### Exercise task
Note how many lines in the entries contain the string "ケーブルレス自動非接触式", then give that number and nothing else.

Data excerpts
++++

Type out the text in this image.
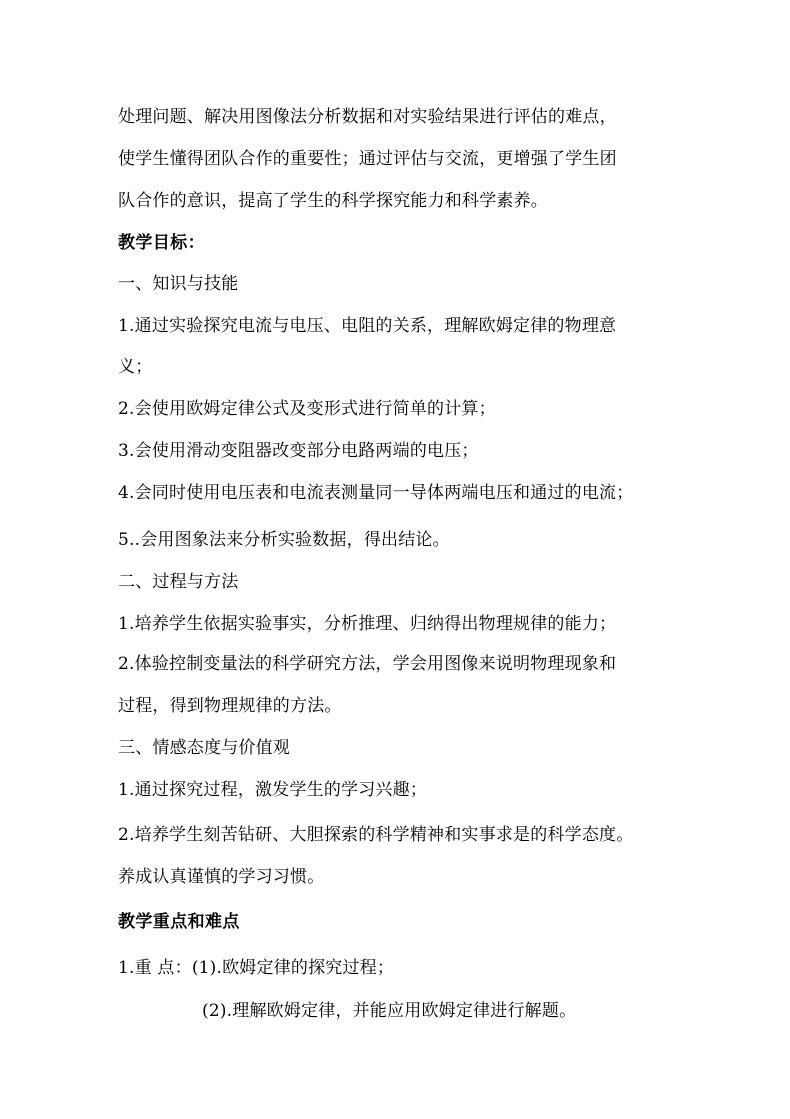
处理问题、解决用图像法分析数据和对实验结果进行评估的难点，
使学生懂得团队合作的重要性；通过评估与交流，更增强了学生团
队合作的意识，提高了学生的科学探究能力和科学素养。
教学目标：
一、知识与技能
1.通过实验探究电流与电压、电阻的关系，理解欧姆定律的物理意
义；
2.会使用欧姆定律公式及变形式进行简单的计算；
3.会使用滑动变阻器改变部分电路两端的电压；
4.会同时使用电压表和电流表测量同一导体两端电压和通过的电流；
5..会用图象法来分析实验数据，得出结论。
二、过程与方法
1.培养学生依据实验事实，分析推理、归纳得出物理规律的能力；
2.体验控制变量法的科学研究方法，学会用图像来说明物理现象和
过程，得到物理规律的方法。
三、情感态度与价值观
1.通过探究过程，激发学生的学习兴趣；
2.培养学生刻苦钻研、大胆探索的科学精神和实事求是的科学态度。
养成认真谨慎的学习习惯。
教学重点和难点
1.重 点：(1).欧姆定律的探究过程；
(2).理解欧姆定律，并能应用欧姆定律进行解题。
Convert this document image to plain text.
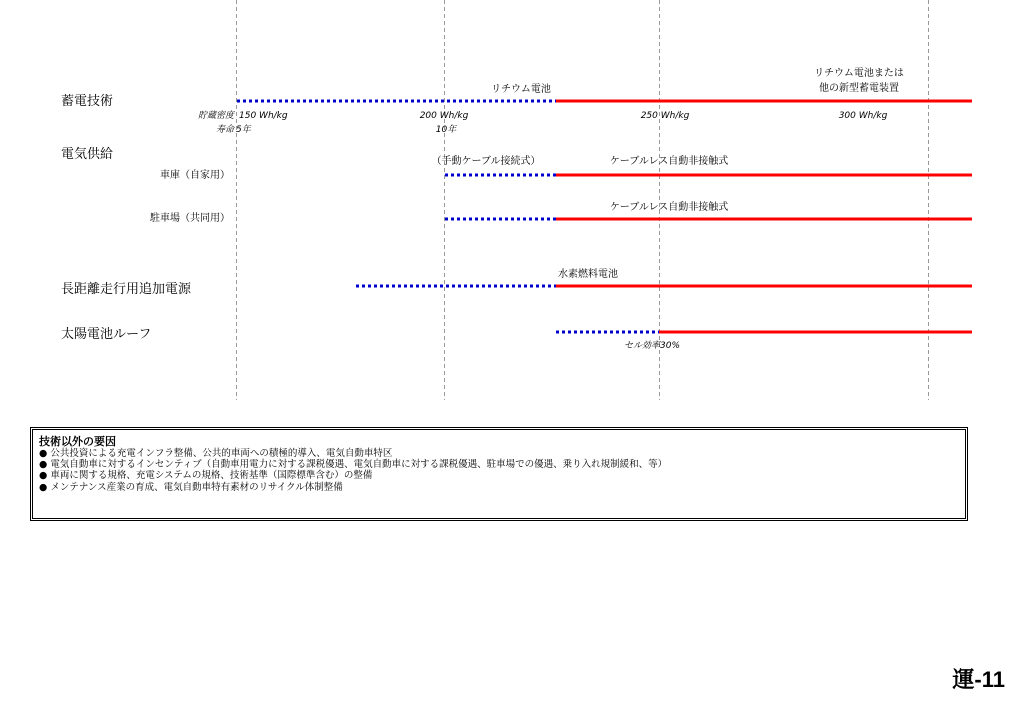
蓄電技術
電気供給
車庫（自家用）
駐車場（共同用）
長距離走行用追加電源
太陽電池ルーフ
リチウム電池
リチウム電池または
他の新型蓄電装置
（手動ケーブル接続式）	ケーブルレス自動非接触式
ケーブルレス自動非接触式
水素燃料電池
貯蔵密度 150 Wh/kg
寿命 5年
200 Wh/kg
10年
250 Wh/kg	300 Wh/kg
セル効率30%
技術以外の要因
● 公共投資による充電インフラ整備、公共的車両への積極的導入、電気自動車特区
● 電気自動車に対するインセンティブ（自動車用電力に対する課税優遇、電気自動車に対する課税優遇、駐車場での優遇、乗り入れ規制緩和、等）
● 車両に関する規格、充電システムの規格、技術基準（国際標準含む）の整備
● メンテナンス産業の育成、電気自動車特有素材のリサイクル体制整備
運-11
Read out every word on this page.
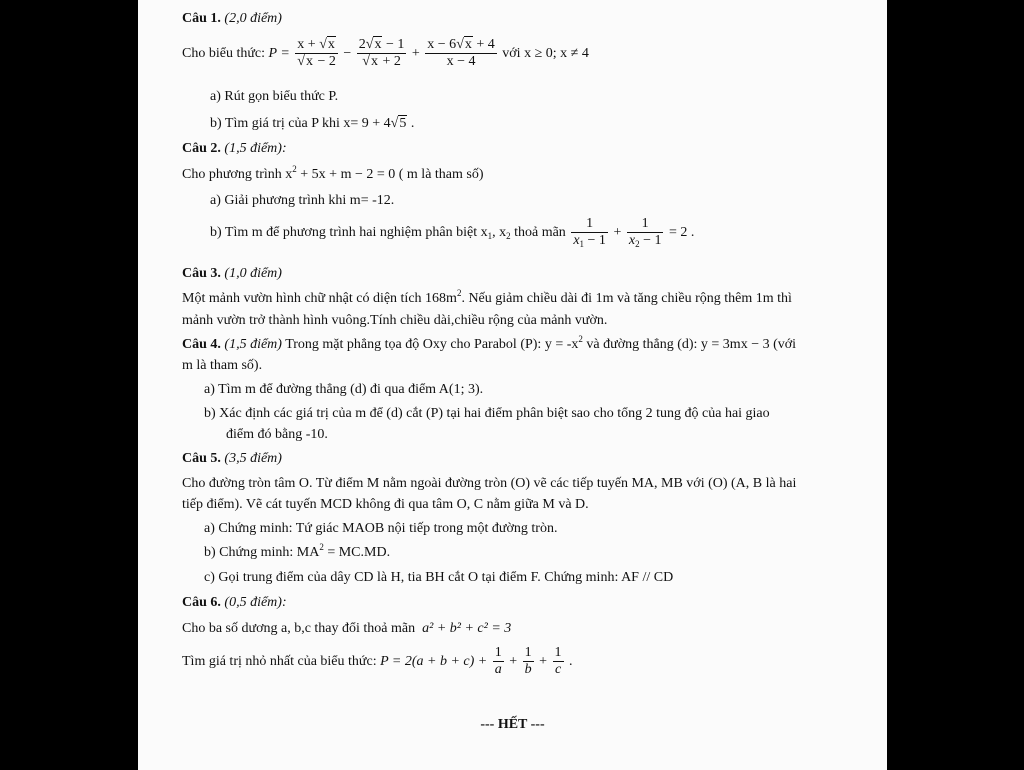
Câu 1. (2,0 điểm)
Cho biểu thức: $P = \frac{x + √x}{√x - 2} - \frac{2√x - 1}{√x + 2} + \frac{x - 6√x + 4}{x - 4}$ với x ≥ 0; x ≠ 4
a) Rút gọn biểu thức P.
b) Tìm giá trị của P khi x= 9 + 4√5 .
Câu 2. (1,5 điểm):
Cho phương trình $x^2 + 5x + m - 2 = 0$ ( m là tham số)
a) Giải phương trình khi m= -12.
b) Tìm m để phương trình hai nghiệm phân biệt $x_1$, $x_2$ thoả mãn $\frac{1}{x_1 - 1} + \frac{1}{x_2 - 1} = 2$ .
Câu 3. (1,0 điểm)
Một mảnh vườn hình chữ nhật có diện tích $168m^2$. Nếu giảm chiều dài đi 1m và tăng chiều rộng thêm 1m thì
mảnh vườn trở thành hình vuông.Tính chiều dài,chiều rộng của mảnh vườn.
Câu 4. (1,5 điểm) Trong mặt phẳng tọa độ Oxy cho Parabol (P): $y = -x^2$ và đường thẳng (d): y = 3mx − 3 (với
m là tham số).
a) Tìm m để đường thẳng (d) đi qua điểm A(1; 3).
b) Xác định các giá trị của m để (d) cắt (P) tại hai điểm phân biệt sao cho tổng 2 tung độ của hai giao
điểm đó bằng -10.
Câu 5. (3,5 điểm)
Cho đường tròn tâm O. Từ điểm M nằm ngoài đường tròn (O) vẽ các tiếp tuyến MA, MB với (O) (A, B là hai
tiếp điểm). Vẽ cát tuyến MCD không đi qua tâm O, C nằm giữa M và D.
a) Chứng minh: Tứ giác MAOB nội tiếp trong một đường tròn.
b) Chứng minh: $MA^2 = MC.MD$.
c) Gọi trung điểm của dây CD là H, tia BH cắt O tại điểm F. Chứng minh: AF // CD
Câu 6. (0,5 điểm):
Cho ba số dương a, b,c thay đổi thoả mãn a² + b² + c² = 3
Tìm giá trị nhỏ nhất của biểu thức: $P = 2(a + b + c) + \frac{1}{a} + \frac{1}{b} + \frac{1}{c}$ .
--- HẾT ---
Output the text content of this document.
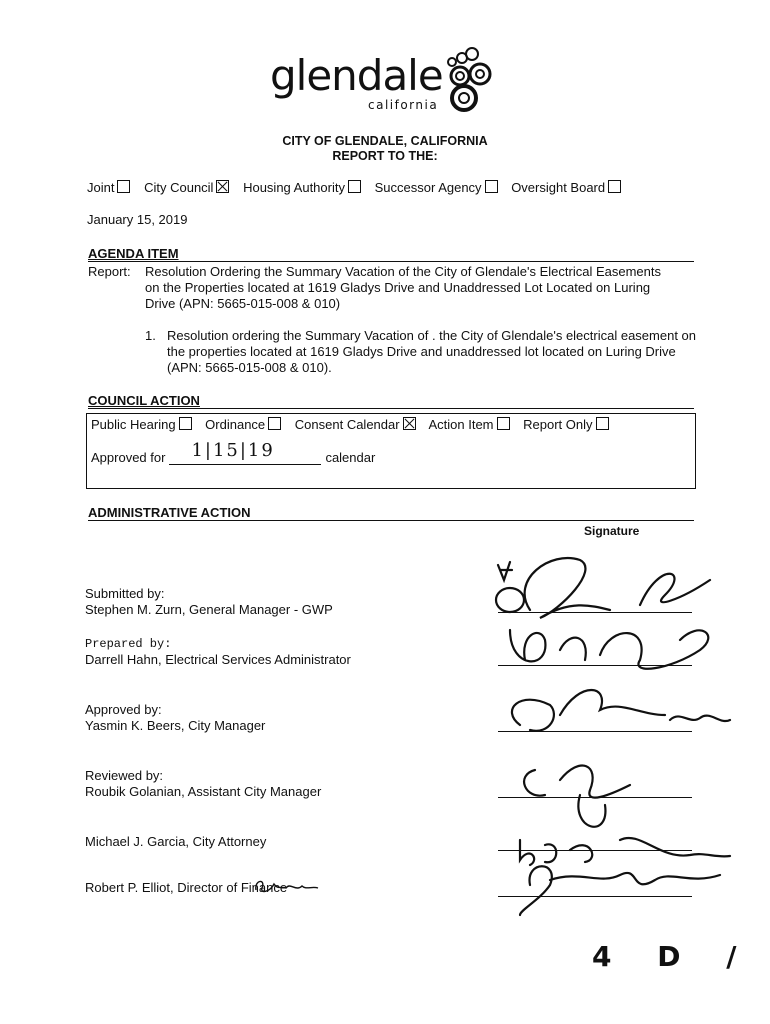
glendale
california
CITY OF GLENDALE, CALIFORNIA
REPORT TO THE:
Joint City Council Housing Authority Successor Agency Oversight Board
January 15, 2019
AGENDA ITEM
Report: Resolution Ordering the Summary Vacation of the City of Glendale's Electrical Easements on the Properties located at 1619 Gladys Drive and Unaddressed Lot Located on Luring Drive (APN: 5665-015-008 & 010)
1. Resolution ordering the Summary Vacation of . the City of Glendale's electrical easement on the properties located at 1619 Gladys Drive and unaddressed lot located on Luring Drive (APN: 5665-015-008 & 010).
COUNCIL ACTION
Public Hearing Ordinance Consent Calendar Action Item Report Only
Approved for 1|15|19	calendar
ADMINISTRATIVE ACTION
Signature
Submitted by:
Stephen M. Zurn, General Manager - GWP
Prepared by:
Darrell Hahn, Electrical Services Administrator
Approved by:
Yasmin K. Beers, City Manager
Reviewed by:
Roubik Golanian, Assistant City Manager
Michael J. Garcia, City Attorney
Robert P. Elliot, Director of Finance
4 D /
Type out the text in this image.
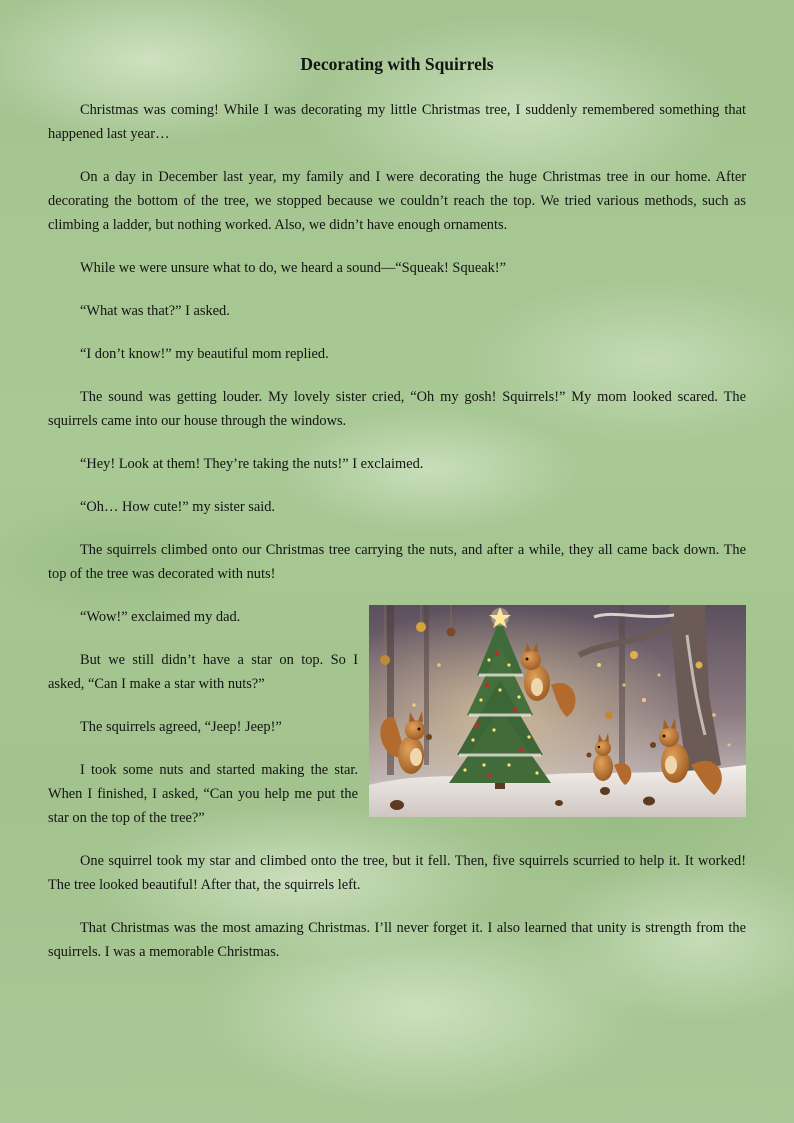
Decorating with Squirrels

Christmas was coming! While I was decorating my little Christmas tree, I suddenly remembered something that happened last year…

On a day in December last year, my family and I were decorating the huge Christmas tree in our home. After decorating the bottom of the tree, we stopped because we couldn’t reach the top. We tried various methods, such as climbing a ladder, but nothing worked. Also, we didn’t have enough ornaments.

While we were unsure what to do, we heard a sound—“Squeak! Squeak!”

“What was that?” I asked.

“I don’t know!” my beautiful mom replied.

The sound was getting louder. My lovely sister cried, “Oh my gosh! Squirrels!” My mom looked scared. The squirrels came into our house through the windows.

“Hey! Look at them! They’re taking the nuts!” I exclaimed.

“Oh… How cute!” my sister said.

The squirrels climbed onto our Christmas tree carrying the nuts, and after a while, they all came back down. The top of the tree was decorated with nuts!

“Wow!” exclaimed my dad.

But we still didn’t have a star on top. So I asked, “Can I make a star with nuts?”

The squirrels agreed, “Jeep! Jeep!”

I took some nuts and started making the star. When I finished, I asked, “Can you help me put the star on the top of the tree?”

One squirrel took my star and climbed onto the tree, but it fell. Then, five squirrels scurried to help it. It worked! The tree looked beautiful! After that, the squirrels left.

That Christmas was the most amazing Christmas. I’ll never forget it. I also learned that unity is strength from the squirrels. I was a memorable Christmas.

++++

### Written answer
2